- _WHAT TO DO_
Your task is to repeat, word for word, the line containing "Extract all readable text from this page." and all lines that follow it to the end of the material, and no other lines.

___ SOURCE MATERIAL ___

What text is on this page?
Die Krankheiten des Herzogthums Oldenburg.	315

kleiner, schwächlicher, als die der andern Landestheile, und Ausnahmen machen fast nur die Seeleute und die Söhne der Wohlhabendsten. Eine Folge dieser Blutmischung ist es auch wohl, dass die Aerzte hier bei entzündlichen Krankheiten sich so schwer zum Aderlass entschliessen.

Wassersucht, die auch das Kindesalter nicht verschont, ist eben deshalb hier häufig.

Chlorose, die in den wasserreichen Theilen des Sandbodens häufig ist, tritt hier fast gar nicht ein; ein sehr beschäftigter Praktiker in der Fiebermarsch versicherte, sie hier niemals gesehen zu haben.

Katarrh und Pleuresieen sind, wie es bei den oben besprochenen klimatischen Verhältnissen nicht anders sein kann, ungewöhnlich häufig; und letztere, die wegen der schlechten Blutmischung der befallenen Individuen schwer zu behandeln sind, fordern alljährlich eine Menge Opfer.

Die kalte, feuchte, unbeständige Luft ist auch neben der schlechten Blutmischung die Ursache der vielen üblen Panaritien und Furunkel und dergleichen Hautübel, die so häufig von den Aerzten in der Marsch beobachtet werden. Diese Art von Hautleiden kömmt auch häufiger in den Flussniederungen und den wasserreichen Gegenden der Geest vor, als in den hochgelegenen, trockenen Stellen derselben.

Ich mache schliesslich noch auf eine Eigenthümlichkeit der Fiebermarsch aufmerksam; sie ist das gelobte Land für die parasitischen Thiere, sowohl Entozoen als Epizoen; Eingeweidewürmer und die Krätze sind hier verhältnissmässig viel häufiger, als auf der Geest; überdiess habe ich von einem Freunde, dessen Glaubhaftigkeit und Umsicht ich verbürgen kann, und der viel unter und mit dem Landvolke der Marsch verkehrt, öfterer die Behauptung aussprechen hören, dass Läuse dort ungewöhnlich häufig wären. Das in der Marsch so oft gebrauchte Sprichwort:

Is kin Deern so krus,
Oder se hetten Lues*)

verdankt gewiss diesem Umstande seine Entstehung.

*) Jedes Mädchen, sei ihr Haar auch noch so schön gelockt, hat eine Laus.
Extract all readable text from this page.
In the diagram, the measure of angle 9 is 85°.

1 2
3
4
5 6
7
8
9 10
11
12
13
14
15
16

___

- _WRITTEN ANSWER_
Extract all readable text from this page.
In the diagram, the measure of angle 9 is 85°.

1 2
3
4
5 6
7
8
9 10
11
12
13
14
15
16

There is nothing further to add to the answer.